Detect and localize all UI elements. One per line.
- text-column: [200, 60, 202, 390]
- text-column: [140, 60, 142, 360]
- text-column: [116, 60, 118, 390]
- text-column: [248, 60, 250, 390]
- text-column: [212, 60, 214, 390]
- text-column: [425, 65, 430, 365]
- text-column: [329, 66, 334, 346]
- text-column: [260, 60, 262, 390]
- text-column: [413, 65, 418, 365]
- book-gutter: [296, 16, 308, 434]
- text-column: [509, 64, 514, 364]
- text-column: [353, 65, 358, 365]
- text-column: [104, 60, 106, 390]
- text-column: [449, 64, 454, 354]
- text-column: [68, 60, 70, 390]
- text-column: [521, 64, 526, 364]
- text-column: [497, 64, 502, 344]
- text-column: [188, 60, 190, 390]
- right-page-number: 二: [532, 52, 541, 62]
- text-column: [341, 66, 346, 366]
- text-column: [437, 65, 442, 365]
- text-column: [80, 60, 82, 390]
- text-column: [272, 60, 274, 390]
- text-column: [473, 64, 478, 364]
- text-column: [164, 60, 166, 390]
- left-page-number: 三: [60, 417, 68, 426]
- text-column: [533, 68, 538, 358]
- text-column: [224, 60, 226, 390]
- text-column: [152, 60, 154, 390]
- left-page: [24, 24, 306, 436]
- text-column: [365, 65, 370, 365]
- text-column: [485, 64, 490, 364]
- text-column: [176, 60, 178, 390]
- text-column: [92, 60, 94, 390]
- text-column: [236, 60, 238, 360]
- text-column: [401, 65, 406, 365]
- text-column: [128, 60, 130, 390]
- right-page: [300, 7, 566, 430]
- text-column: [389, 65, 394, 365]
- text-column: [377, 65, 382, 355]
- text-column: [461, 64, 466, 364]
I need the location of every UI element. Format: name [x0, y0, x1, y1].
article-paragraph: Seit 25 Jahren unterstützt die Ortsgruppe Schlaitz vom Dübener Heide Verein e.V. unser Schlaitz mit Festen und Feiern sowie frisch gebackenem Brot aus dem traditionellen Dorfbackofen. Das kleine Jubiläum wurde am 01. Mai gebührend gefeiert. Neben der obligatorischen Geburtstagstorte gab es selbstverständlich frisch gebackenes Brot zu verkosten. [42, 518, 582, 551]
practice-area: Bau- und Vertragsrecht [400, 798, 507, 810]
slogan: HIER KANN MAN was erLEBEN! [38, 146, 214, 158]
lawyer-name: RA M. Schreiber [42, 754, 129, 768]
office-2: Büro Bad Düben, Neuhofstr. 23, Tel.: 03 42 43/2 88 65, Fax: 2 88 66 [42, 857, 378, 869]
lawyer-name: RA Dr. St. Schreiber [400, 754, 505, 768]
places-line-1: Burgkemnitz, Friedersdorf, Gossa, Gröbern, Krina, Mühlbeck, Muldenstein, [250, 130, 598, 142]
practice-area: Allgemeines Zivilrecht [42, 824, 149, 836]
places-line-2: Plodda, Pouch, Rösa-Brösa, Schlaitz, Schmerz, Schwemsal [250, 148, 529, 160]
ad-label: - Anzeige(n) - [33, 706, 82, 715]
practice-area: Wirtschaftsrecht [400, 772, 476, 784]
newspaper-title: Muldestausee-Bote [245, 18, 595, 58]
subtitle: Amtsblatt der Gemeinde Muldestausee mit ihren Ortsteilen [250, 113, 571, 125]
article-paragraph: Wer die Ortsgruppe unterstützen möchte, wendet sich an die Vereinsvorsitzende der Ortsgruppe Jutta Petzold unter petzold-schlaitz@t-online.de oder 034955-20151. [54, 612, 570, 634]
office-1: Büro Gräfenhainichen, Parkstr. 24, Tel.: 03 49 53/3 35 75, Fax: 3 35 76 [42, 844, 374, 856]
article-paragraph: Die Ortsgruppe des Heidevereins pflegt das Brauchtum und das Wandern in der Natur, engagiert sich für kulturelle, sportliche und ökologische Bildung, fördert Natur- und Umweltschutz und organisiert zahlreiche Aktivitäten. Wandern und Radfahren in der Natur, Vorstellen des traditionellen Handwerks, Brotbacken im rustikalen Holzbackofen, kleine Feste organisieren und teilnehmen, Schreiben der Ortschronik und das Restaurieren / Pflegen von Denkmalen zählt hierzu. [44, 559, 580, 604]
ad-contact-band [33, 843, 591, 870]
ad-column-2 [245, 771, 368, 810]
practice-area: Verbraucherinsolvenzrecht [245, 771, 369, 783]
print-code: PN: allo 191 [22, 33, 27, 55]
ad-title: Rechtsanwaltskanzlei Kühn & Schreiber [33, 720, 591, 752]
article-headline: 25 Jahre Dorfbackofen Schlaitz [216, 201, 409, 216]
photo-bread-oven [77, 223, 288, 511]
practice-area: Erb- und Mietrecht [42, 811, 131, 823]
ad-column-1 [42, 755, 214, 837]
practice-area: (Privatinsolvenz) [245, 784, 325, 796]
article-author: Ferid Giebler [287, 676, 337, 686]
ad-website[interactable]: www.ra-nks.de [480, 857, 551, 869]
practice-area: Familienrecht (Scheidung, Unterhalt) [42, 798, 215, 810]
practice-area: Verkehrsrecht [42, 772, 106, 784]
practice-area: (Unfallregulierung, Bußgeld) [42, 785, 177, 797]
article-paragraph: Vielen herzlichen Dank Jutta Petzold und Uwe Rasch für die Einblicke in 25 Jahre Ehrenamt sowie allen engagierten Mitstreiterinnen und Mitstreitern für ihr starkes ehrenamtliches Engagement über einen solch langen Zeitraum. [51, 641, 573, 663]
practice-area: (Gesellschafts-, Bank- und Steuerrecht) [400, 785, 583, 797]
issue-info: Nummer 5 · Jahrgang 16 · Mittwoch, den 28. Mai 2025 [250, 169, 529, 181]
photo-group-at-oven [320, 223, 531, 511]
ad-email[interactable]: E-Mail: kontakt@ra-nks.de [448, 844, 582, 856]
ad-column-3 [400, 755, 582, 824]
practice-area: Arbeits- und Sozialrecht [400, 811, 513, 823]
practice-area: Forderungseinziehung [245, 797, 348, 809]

# [Requirement]
Update all of the lines above by replacing "Forderungseinziehung" with "Inkasso" wherever it occurs, leaving everything else unchanged.

# [Response to the task]
Detect and localize all UI elements. One per line.
- text-column: [200, 60, 202, 390]
- text-column: [140, 60, 142, 360]
- text-column: [116, 60, 118, 390]
- text-column: [248, 60, 250, 390]
- text-column: [212, 60, 214, 390]
- text-column: [425, 65, 430, 365]
- text-column: [329, 66, 334, 346]
- text-column: [260, 60, 262, 390]
- text-column: [413, 65, 418, 365]
- book-gutter: [296, 16, 308, 434]
- text-column: [509, 64, 514, 364]
- text-column: [353, 65, 358, 365]
- text-column: [104, 60, 106, 390]
- text-column: [449, 64, 454, 354]
- text-column: [68, 60, 70, 390]
- text-column: [521, 64, 526, 364]
- text-column: [497, 64, 502, 344]
- text-column: [188, 60, 190, 390]
- right-page-number: 二: [532, 52, 541, 62]
- text-column: [341, 66, 346, 366]
- text-column: [437, 65, 442, 365]
- text-column: [80, 60, 82, 390]
- text-column: [272, 60, 274, 390]
- text-column: [473, 64, 478, 364]
- text-column: [164, 60, 166, 390]
- left-page-number: 三: [60, 417, 68, 426]
- text-column: [533, 68, 538, 358]
- text-column: [224, 60, 226, 390]
- text-column: [152, 60, 154, 390]
- left-page: [24, 24, 306, 436]
- text-column: [365, 65, 370, 365]
- text-column: [485, 64, 490, 364]
- text-column: [176, 60, 178, 390]
- text-column: [92, 60, 94, 390]
- text-column: [236, 60, 238, 360]
- text-column: [401, 65, 406, 365]
- text-column: [128, 60, 130, 390]
- right-page: [300, 7, 566, 430]
- text-column: [389, 65, 394, 365]
- text-column: [377, 65, 382, 355]
- text-column: [461, 64, 466, 364]
I need the location of every UI element. Format: name [x0, y0, x1, y1].
article-paragraph: Seit 25 Jahren unterstützt die Ortsgruppe Schlaitz vom Dübener Heide Verein e.V. unser Schlaitz mit Festen und Feiern sowie frisch gebackenem Brot aus dem traditionellen Dorfbackofen. Das kleine Jubiläum wurde am 01. Mai gebührend gefeiert. Neben der obligatorischen Geburtstagstorte gab es selbstverständlich frisch gebackenes Brot zu verkosten. [42, 518, 582, 551]
practice-area: Bau- und Vertragsrecht [400, 798, 507, 810]
slogan: HIER KANN MAN was erLEBEN! [38, 146, 214, 158]
lawyer-name: RA M. Schreiber [42, 754, 129, 768]
office-2: Büro Bad Düben, Neuhofstr. 23, Tel.: 03 42 43/2 88 65, Fax: 2 88 66 [42, 857, 378, 869]
lawyer-name: RA Dr. St. Schreiber [400, 754, 505, 768]
places-line-1: Burgkemnitz, Friedersdorf, Gossa, Gröbern, Krina, Mühlbeck, Muldenstein, [250, 130, 598, 142]
practice-area: Allgemeines Zivilrecht [42, 824, 149, 836]
places-line-2: Plodda, Pouch, Rösa-Brösa, Schlaitz, Schmerz, Schwemsal [250, 148, 529, 160]
ad-label: - Anzeige(n) - [33, 706, 82, 715]
practice-area: Wirtschaftsrecht [400, 772, 476, 784]
newspaper-title: Muldestausee-Bote [245, 18, 595, 58]
subtitle: Amtsblatt der Gemeinde Muldestausee mit ihren Ortsteilen [250, 113, 571, 125]
article-paragraph: Wer die Ortsgruppe unterstützen möchte, wendet sich an die Vereinsvorsitzende der Ortsgruppe Jutta Petzold unter petzold-schlaitz@t-online.de oder 034955-20151. [54, 612, 570, 634]
office-1: Büro Gräfenhainichen, Parkstr. 24, Tel.: 03 49 53/3 35 75, Fax: 3 35 76 [42, 844, 374, 856]
article-paragraph: Die Ortsgruppe des Heidevereins pflegt das Brauchtum und das Wandern in der Natur, engagiert sich für kulturelle, sportliche und ökologische Bildung, fördert Natur- und Umweltschutz und organisiert zahlreiche Aktivitäten. Wandern und Radfahren in der Natur, Vorstellen des traditionellen Handwerks, Brotbacken im rustikalen Holzbackofen, kleine Feste organisieren und teilnehmen, Schreiben der Ortschronik und das Restaurieren / Pflegen von Denkmalen zählt hierzu. [44, 559, 580, 604]
ad-contact-band [33, 843, 591, 870]
ad-column-2 [245, 771, 368, 810]
practice-area: Verbraucherinsolvenzrecht [245, 771, 369, 783]
print-code: PN: allo 191 [22, 33, 27, 55]
ad-title: Rechtsanwaltskanzlei Kühn & Schreiber [33, 720, 591, 752]
article-headline: 25 Jahre Dorfbackofen Schlaitz [216, 201, 409, 216]
photo-bread-oven [77, 223, 288, 511]
practice-area: Erb- und Mietrecht [42, 811, 131, 823]
ad-column-1 [42, 755, 214, 837]
practice-area: (Privatinsolvenz) [245, 784, 325, 796]
article-author: Ferid Giebler [287, 676, 337, 686]
ad-website[interactable]: www.ra-nks.de [480, 857, 551, 869]
practice-area: Familienrecht (Scheidung, Unterhalt) [42, 798, 215, 810]
practice-area: Verkehrsrecht [42, 772, 106, 784]
practice-area: (Unfallregulierung, Bußgeld) [42, 785, 177, 797]
article-paragraph: Vielen herzlichen Dank Jutta Petzold und Uwe Rasch für die Einblicke in 25 Jahre Ehrenamt sowie allen engagierten Mitstreiterinnen und Mitstreitern für ihr starkes ehrenamtliches Engagement über einen solch langen Zeitraum. [51, 641, 573, 663]
practice-area: (Gesellschafts-, Bank- und Steuerrecht) [400, 785, 583, 797]
issue-info: Nummer 5 · Jahrgang 16 · Mittwoch, den 28. Mai 2025 [250, 169, 529, 181]
photo-group-at-oven [320, 223, 531, 511]
ad-email[interactable]: E-Mail: kontakt@ra-nks.de [448, 844, 582, 856]
ad-column-3 [400, 755, 582, 824]
practice-area: Arbeits- und Sozialrecht [400, 811, 513, 823]
practice-area: Inkasso [245, 797, 348, 809]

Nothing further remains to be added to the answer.